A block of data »
^^^^^^^^^^^^^^^^
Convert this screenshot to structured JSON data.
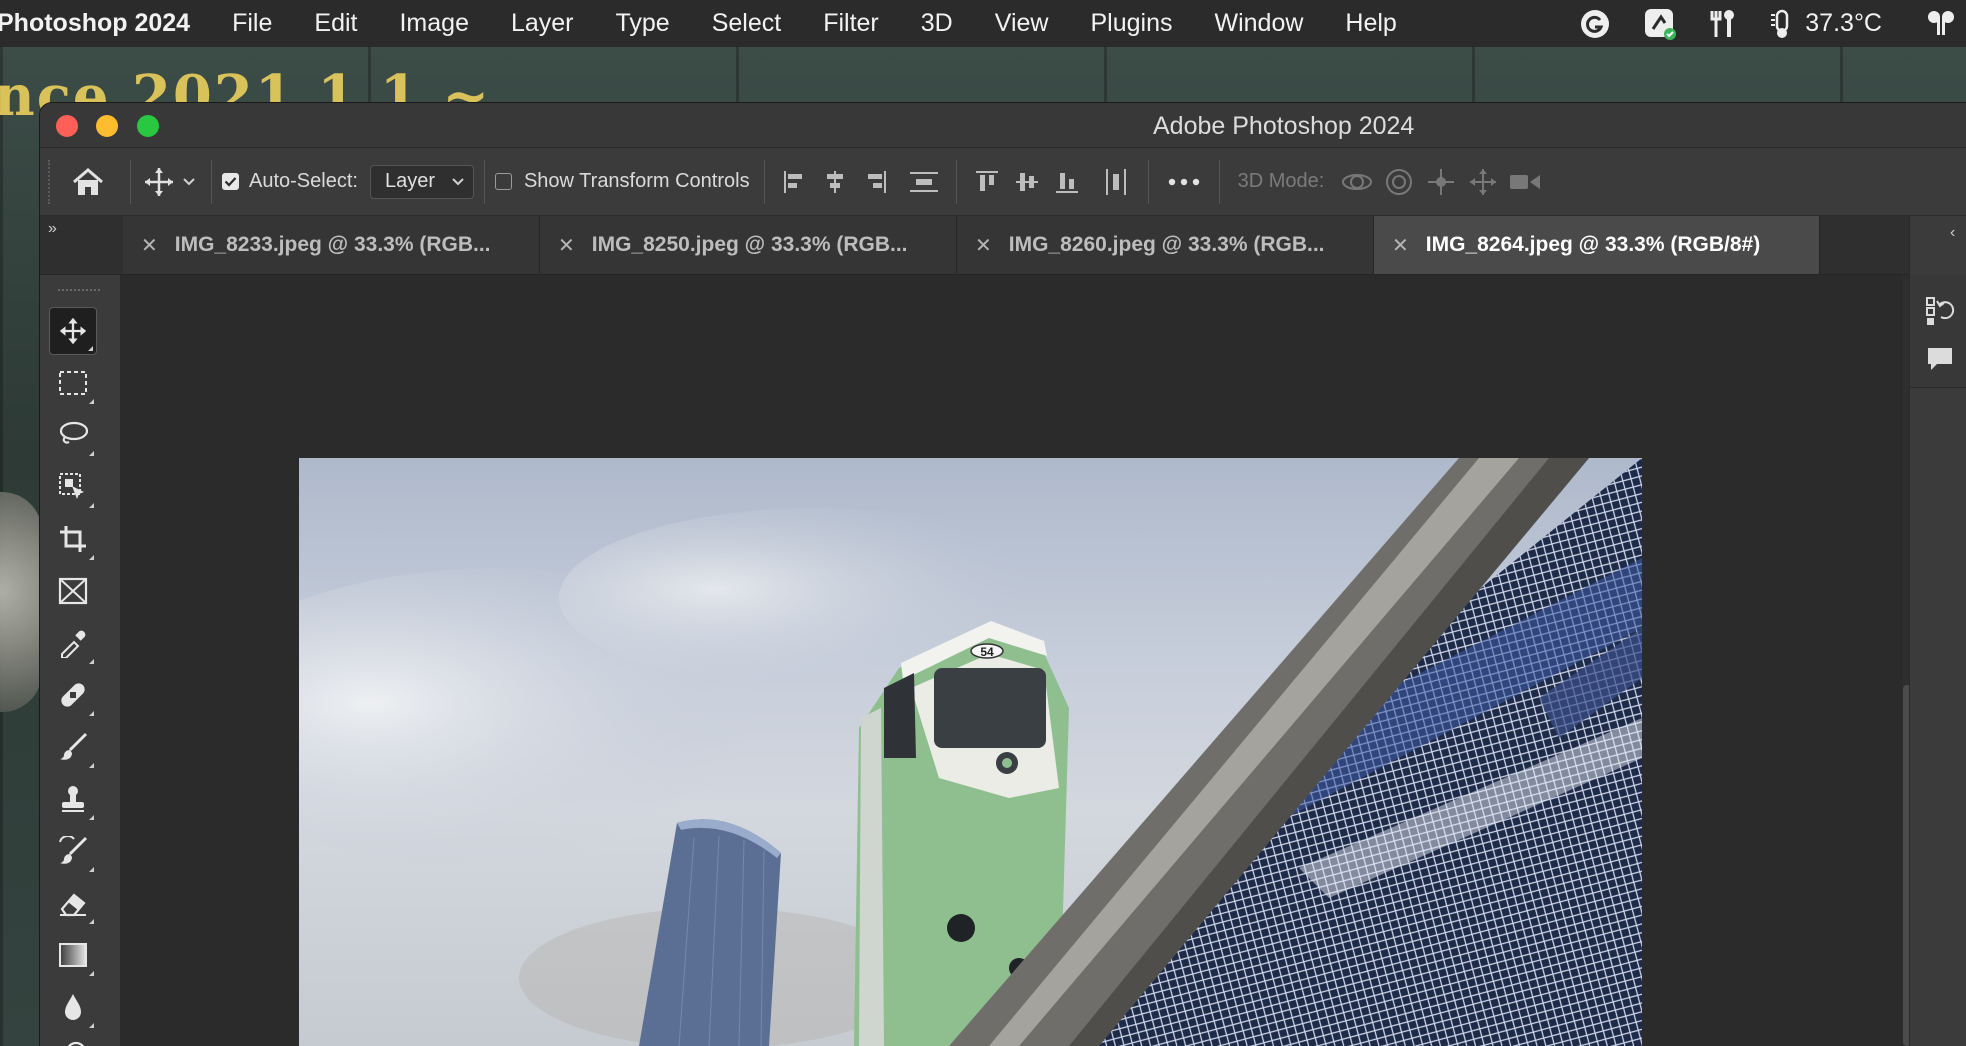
{
  "menubar": {
    "app_name": "Photoshop 2024",
    "items": [
      "File",
      "Edit",
      "Image",
      "Layer",
      "Type",
      "Select",
      "Filter",
      "3D",
      "View",
      "Plugins",
      "Window",
      "Help"
    ],
    "status": {
      "icons": [
        "grammarly-icon",
        "app-status-icon",
        "tools-icon",
        "temperature-icon",
        "airpods-icon"
      ],
      "temperature": "37.3°C"
    }
  },
  "desktop": {
    "wallpaper_text": "nce 2021.1.1 ~"
  },
  "window": {
    "title": "Adobe Photoshop 2024"
  },
  "options_bar": {
    "auto_select_label": "Auto-Select:",
    "auto_select_checked": true,
    "auto_select_target": "Layer",
    "show_transform_label": "Show Transform Controls",
    "show_transform_checked": false,
    "mode_label": "3D Mode:"
  },
  "tabs": [
    {
      "label": "IMG_8233.jpeg @ 33.3% (RGB...",
      "active": false
    },
    {
      "label": "IMG_8250.jpeg @ 33.3% (RGB...",
      "active": false
    },
    {
      "label": "IMG_8260.jpeg @ 33.3% (RGB...",
      "active": false
    },
    {
      "label": "IMG_8264.jpeg @ 33.3% (RGB/8#)",
      "active": true
    }
  ],
  "photo": {
    "tram_number": "54"
  },
  "colors": {
    "menubar_bg": "#2b2b2b",
    "panel_bg": "#3b3b3b",
    "canvas_bg": "#2b2b2b",
    "active_tab_bg": "#4a4a4a",
    "tram_green": "#8fbf8f",
    "mesh_blue": "#24324f"
  },
  "tools": [
    "move-tool",
    "rectangular-marquee-tool",
    "lasso-tool",
    "object-selection-tool",
    "crop-tool",
    "frame-tool",
    "eyedropper-tool",
    "spot-healing-brush-tool",
    "brush-tool",
    "clone-stamp-tool",
    "history-brush-tool",
    "eraser-tool",
    "gradient-tool",
    "blur-tool",
    "dodge-tool"
  ]
}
^^^^^^^^^^^^^^^^
Task statement » Keep the pictures out and write out the records exactly.

Solved problem »
Convert this screenshot to structured JSON data.
{
  "menubar": {
    "app_name": "Photoshop 2024",
    "items": [
      "File",
      "Edit",
      "Image",
      "Layer",
      "Type",
      "Select",
      "Filter",
      "3D",
      "View",
      "Plugins",
      "Window",
      "Help"
    ],
    "status": {
      "icons": [
        "grammarly-icon",
        "app-status-icon",
        "tools-icon",
        "temperature-icon",
        "airpods-icon"
      ],
      "temperature": "37.3°C"
    }
  },
  "desktop": {
    "wallpaper_text": "nce 2021.1.1 ~"
  },
  "window": {
    "title": "Adobe Photoshop 2024"
  },
  "options_bar": {
    "auto_select_label": "Auto-Select:",
    "auto_select_checked": true,
    "auto_select_target": "Layer",
    "show_transform_label": "Show Transform Controls",
    "show_transform_checked": false,
    "mode_label": "3D Mode:"
  },
  "tabs": [
    {
      "label": "IMG_8233.jpeg @ 33.3% (RGB...",
      "active": false
    },
    {
      "label": "IMG_8250.jpeg @ 33.3% (RGB...",
      "active": false
    },
    {
      "label": "IMG_8260.jpeg @ 33.3% (RGB...",
      "active": false
    },
    {
      "label": "IMG_8264.jpeg @ 33.3% (RGB/8#)",
      "active": true
    }
  ],
  "photo": {
    "tram_number": "54"
  },
  "colors": {
    "menubar_bg": "#2b2b2b",
    "panel_bg": "#3b3b3b",
    "canvas_bg": "#2b2b2b",
    "active_tab_bg": "#4a4a4a",
    "tram_green": "#8fbf8f",
    "mesh_blue": "#24324f"
  },
  "tools": [
    "move-tool",
    "rectangular-marquee-tool",
    "lasso-tool",
    "object-selection-tool",
    "crop-tool",
    "frame-tool",
    "eyedropper-tool",
    "spot-healing-brush-tool",
    "brush-tool",
    "clone-stamp-tool",
    "history-brush-tool",
    "eraser-tool",
    "gradient-tool",
    "blur-tool",
    "dodge-tool"
  ]
}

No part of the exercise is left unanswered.